GIVEN INSTRUCTION →
Only the number is wanted: how many lines contain the string "type"?

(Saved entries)
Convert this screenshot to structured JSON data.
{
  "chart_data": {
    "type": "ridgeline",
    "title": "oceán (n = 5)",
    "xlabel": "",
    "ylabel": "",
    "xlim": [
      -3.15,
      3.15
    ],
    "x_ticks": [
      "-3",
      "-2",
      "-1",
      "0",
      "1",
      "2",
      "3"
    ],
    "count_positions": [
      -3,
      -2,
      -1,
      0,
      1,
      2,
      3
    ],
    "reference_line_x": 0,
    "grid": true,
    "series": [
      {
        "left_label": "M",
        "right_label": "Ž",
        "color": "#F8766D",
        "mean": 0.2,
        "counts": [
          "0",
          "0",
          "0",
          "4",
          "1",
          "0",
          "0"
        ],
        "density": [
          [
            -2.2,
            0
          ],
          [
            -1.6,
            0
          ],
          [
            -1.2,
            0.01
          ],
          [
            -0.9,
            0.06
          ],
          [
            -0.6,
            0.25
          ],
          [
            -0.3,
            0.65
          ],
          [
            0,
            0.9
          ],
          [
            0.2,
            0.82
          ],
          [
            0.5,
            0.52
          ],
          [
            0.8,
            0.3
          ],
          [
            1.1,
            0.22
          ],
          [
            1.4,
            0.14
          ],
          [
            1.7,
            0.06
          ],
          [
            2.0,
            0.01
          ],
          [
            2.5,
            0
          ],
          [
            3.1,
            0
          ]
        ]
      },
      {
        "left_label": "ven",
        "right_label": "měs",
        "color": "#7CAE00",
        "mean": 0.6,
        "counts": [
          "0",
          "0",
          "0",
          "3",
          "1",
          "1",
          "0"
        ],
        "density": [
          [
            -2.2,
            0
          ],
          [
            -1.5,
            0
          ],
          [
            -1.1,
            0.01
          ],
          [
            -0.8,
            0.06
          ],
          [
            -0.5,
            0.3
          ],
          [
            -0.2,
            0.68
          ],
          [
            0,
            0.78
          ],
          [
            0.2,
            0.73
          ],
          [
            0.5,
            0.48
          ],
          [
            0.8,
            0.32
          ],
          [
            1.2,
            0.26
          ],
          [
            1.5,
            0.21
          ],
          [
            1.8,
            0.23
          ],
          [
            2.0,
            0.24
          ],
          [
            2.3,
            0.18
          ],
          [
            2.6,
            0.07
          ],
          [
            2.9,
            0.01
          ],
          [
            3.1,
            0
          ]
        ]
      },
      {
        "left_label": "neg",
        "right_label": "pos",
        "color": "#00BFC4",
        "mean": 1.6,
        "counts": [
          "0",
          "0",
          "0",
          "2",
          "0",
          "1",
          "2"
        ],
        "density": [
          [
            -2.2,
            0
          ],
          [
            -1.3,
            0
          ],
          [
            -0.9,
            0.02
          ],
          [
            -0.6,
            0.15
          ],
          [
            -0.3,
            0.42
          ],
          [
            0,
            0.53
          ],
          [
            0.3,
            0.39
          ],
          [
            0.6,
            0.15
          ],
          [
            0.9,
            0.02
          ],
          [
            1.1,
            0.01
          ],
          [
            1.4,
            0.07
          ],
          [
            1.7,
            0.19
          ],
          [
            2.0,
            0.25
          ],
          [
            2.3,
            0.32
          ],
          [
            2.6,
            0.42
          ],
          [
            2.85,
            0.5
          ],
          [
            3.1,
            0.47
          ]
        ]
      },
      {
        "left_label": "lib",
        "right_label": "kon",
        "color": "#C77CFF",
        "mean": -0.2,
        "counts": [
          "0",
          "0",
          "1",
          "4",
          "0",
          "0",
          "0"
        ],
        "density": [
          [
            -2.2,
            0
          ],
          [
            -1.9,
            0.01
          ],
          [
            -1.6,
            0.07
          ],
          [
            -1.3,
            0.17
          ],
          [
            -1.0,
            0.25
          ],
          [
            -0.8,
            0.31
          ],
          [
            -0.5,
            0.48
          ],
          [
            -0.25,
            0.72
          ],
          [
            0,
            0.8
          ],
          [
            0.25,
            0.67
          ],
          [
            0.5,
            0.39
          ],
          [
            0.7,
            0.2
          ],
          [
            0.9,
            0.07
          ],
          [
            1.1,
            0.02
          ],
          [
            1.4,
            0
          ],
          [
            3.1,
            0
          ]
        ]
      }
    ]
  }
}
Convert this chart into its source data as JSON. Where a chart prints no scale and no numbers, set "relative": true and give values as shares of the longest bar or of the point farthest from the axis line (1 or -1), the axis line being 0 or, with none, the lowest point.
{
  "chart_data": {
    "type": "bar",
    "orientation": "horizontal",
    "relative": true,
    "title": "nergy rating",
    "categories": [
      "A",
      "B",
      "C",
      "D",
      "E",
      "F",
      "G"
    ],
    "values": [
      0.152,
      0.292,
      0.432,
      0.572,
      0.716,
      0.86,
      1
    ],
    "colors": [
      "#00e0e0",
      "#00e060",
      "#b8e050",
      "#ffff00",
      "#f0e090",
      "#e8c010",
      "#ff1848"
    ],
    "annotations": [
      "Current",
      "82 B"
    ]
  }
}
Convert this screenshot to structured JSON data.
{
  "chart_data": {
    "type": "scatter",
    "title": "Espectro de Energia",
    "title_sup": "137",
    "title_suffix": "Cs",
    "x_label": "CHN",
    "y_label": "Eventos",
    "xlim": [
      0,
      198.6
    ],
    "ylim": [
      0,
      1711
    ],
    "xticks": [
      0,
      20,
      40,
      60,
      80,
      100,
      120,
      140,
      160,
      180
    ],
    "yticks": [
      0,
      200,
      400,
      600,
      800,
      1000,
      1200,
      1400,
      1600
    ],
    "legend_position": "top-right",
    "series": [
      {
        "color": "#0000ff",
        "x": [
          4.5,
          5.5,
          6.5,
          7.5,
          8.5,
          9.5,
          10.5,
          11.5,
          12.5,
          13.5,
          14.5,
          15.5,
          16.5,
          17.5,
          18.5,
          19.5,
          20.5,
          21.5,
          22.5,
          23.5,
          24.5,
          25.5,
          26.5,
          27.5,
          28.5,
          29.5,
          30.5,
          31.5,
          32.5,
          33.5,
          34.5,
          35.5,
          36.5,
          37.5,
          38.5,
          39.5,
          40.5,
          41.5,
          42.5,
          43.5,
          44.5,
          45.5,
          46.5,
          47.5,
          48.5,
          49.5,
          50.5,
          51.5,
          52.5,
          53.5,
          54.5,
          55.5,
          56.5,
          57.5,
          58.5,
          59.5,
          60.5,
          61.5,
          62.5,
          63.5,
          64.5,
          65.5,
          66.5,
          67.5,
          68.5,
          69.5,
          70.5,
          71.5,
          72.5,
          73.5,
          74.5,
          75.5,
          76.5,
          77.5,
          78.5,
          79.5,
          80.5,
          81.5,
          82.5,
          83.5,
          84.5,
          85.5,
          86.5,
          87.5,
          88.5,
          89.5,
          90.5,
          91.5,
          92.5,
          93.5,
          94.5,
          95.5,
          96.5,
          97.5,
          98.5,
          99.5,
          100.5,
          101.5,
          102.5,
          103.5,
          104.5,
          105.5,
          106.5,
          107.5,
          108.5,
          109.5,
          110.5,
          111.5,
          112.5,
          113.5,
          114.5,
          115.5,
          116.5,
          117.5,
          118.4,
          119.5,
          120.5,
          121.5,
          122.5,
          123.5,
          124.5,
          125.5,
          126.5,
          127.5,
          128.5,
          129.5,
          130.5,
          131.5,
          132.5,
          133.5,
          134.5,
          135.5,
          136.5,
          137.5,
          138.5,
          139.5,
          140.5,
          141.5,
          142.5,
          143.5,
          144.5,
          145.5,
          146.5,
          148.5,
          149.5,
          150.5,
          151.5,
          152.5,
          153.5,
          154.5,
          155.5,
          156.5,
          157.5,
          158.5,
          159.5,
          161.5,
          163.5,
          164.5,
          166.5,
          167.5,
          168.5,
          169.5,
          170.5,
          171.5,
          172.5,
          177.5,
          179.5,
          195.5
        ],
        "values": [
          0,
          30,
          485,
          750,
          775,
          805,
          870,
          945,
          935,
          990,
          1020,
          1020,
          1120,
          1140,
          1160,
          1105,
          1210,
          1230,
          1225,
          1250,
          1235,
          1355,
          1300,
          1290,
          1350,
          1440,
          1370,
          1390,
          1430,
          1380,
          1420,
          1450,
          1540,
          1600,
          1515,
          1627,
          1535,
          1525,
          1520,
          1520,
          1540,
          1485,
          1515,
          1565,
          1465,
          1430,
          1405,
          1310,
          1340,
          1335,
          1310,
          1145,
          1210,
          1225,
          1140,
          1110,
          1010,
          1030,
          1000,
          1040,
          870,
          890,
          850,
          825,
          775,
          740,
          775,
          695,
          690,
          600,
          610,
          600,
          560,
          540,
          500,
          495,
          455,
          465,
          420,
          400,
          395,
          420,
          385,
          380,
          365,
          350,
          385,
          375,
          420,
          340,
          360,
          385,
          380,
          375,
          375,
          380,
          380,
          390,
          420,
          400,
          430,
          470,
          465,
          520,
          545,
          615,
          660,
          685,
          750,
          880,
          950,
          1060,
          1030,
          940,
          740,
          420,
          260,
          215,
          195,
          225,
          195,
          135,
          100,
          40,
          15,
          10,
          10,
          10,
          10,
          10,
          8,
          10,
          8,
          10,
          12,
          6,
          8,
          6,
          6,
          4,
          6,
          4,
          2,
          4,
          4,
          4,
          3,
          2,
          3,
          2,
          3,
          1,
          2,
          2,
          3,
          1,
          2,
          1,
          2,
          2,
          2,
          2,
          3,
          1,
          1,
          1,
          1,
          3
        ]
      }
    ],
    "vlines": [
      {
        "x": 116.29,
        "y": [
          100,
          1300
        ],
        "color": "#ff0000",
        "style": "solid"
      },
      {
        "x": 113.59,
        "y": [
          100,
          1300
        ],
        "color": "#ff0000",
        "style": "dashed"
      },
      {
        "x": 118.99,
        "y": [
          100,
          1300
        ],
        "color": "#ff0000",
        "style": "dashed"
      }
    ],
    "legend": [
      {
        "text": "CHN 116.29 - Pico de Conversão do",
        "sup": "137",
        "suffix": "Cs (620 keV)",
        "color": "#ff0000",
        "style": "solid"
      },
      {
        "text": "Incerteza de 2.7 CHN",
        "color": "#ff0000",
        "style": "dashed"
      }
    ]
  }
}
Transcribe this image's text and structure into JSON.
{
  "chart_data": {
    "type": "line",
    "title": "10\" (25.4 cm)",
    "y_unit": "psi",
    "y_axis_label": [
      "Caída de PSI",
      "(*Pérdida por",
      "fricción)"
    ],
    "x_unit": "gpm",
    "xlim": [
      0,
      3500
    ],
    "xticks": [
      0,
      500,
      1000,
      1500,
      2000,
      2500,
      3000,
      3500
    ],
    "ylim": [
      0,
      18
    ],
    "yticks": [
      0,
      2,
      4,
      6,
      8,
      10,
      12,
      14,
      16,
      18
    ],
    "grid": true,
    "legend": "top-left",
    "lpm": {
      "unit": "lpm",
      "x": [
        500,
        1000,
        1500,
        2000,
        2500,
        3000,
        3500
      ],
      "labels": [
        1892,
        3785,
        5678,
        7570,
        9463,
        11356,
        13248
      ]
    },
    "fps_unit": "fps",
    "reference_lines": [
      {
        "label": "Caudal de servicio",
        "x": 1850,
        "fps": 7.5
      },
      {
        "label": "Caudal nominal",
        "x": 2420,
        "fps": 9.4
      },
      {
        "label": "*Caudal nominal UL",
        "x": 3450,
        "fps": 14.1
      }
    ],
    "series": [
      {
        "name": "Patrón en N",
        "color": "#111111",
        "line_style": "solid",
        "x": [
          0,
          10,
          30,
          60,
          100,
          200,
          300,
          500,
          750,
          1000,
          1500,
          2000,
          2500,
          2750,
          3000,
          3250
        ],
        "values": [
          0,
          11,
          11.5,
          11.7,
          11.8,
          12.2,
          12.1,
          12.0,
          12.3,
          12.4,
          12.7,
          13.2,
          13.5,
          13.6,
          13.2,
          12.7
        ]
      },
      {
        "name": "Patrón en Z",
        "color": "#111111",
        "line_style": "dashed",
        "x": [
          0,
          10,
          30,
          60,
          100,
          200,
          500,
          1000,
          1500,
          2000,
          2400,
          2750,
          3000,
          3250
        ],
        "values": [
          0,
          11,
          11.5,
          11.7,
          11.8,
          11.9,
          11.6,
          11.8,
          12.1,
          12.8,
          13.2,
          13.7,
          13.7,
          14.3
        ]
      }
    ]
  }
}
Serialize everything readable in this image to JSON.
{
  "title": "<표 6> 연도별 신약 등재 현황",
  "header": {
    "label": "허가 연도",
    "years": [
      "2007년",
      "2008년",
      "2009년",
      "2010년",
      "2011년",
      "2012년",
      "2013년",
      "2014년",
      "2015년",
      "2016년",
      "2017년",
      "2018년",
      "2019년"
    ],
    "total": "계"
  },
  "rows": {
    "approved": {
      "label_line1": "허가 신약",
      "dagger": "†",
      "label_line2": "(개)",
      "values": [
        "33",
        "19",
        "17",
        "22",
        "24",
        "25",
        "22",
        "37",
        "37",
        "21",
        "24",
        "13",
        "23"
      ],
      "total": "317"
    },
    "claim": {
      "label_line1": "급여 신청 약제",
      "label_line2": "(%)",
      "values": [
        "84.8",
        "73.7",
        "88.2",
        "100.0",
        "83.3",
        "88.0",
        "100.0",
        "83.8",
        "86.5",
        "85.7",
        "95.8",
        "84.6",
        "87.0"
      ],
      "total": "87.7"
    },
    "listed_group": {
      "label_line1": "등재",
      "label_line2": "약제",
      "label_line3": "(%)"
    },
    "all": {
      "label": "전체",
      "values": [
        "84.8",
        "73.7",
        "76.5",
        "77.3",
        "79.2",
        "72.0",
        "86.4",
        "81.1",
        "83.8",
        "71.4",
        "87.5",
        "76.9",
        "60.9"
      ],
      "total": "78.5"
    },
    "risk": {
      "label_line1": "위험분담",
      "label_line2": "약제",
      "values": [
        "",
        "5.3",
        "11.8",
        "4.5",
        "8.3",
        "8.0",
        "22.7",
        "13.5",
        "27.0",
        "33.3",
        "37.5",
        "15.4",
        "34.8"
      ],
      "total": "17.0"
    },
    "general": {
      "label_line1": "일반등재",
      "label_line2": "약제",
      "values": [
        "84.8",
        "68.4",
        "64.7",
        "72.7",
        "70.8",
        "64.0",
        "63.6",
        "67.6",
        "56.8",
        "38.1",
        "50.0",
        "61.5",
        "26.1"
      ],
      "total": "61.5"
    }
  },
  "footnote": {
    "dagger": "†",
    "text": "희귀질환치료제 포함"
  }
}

CORRECT RESPONSE →
4